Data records

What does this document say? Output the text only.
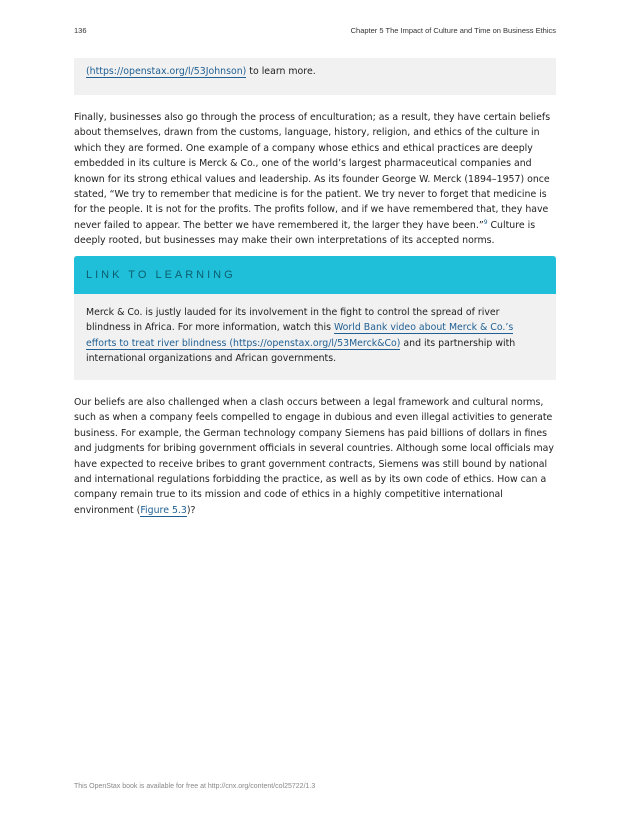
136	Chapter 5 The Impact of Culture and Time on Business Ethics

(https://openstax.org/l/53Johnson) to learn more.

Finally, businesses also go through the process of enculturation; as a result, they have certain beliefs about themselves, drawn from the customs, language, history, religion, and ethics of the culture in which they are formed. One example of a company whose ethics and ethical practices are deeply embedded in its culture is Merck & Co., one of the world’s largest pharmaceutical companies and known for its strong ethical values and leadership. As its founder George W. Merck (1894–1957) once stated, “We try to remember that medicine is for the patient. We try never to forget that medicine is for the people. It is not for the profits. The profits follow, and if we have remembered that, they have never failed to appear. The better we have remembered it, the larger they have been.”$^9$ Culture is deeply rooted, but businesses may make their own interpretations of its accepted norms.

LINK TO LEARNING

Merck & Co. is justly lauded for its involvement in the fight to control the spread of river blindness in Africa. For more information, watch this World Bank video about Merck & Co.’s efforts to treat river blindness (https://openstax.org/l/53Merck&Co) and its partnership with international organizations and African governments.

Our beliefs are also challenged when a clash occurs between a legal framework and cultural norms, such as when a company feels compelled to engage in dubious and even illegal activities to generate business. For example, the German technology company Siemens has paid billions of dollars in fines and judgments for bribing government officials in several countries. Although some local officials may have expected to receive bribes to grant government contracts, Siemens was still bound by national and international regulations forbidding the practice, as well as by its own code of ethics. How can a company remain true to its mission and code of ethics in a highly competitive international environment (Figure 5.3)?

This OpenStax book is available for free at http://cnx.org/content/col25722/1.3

---

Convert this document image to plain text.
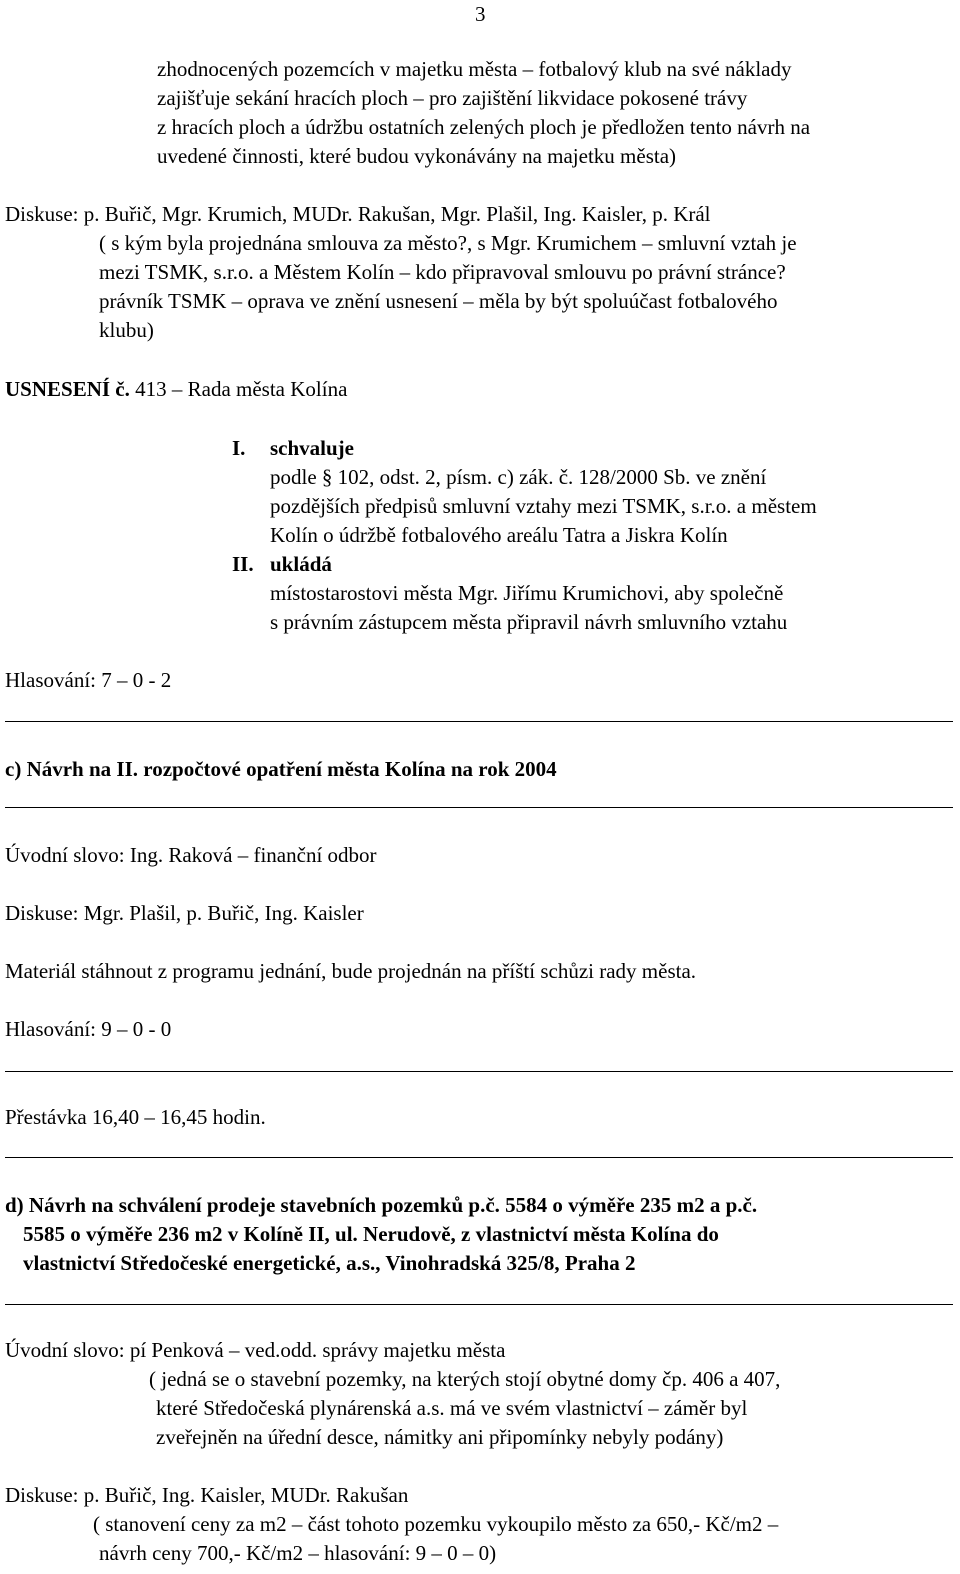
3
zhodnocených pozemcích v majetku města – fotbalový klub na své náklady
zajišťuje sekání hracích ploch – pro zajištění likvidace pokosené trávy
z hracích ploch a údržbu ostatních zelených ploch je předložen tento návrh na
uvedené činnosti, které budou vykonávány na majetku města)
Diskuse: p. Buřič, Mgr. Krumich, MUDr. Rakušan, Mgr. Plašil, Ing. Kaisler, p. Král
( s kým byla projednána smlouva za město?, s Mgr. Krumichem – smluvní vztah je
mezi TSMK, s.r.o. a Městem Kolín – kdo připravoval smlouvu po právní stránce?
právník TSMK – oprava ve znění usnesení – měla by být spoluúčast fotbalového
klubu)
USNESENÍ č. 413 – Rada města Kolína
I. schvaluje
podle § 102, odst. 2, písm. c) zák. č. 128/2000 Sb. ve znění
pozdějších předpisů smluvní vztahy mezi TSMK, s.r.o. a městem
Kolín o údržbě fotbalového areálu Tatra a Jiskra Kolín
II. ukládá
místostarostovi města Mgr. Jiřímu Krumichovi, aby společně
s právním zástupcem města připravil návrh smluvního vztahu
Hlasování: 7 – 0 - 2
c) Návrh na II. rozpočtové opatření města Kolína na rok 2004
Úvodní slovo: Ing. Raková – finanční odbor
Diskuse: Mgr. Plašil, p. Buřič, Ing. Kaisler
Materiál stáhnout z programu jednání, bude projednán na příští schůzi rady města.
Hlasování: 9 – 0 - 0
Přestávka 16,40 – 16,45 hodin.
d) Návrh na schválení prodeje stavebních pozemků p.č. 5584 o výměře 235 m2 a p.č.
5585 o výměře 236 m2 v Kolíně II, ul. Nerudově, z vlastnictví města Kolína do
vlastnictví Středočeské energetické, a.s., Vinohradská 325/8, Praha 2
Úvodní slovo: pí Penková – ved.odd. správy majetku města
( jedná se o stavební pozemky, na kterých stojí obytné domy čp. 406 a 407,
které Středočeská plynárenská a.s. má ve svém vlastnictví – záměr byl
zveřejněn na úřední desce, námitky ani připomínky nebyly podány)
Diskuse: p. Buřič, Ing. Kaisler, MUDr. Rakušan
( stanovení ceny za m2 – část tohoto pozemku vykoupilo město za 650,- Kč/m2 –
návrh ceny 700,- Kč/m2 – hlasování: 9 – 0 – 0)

---

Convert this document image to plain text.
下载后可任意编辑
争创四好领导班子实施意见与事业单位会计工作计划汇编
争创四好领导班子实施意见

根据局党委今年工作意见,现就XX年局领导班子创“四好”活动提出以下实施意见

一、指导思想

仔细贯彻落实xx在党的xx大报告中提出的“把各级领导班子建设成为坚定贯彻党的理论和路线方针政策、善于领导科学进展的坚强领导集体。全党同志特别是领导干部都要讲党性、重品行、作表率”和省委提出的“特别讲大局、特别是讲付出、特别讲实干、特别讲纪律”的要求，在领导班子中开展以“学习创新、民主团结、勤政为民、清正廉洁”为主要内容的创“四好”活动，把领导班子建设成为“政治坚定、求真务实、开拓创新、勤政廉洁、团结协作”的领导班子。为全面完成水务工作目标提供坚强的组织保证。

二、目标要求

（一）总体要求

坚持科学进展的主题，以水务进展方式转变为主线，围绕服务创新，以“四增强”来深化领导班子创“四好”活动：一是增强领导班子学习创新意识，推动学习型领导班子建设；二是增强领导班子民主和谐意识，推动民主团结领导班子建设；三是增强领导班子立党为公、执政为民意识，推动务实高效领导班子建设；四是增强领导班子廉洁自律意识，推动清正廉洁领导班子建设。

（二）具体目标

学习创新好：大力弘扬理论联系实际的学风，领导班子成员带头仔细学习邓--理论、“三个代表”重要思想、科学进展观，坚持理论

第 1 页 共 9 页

**Exercise requirements:** Locate the word "https" in the records and collect each line it appears in.

**Task solution:**
(https://openstax.org/l/53Johnson) to learn more.
Merck & Co. is justly lauded for its involvement in the fight to control the spread of river blindness in Africa. For more information, watch this World Bank video about Merck & Co.’s efforts to treat river blindness (https://openstax.org/l/53Merck&Co) and its partnership with international organizations and African governments.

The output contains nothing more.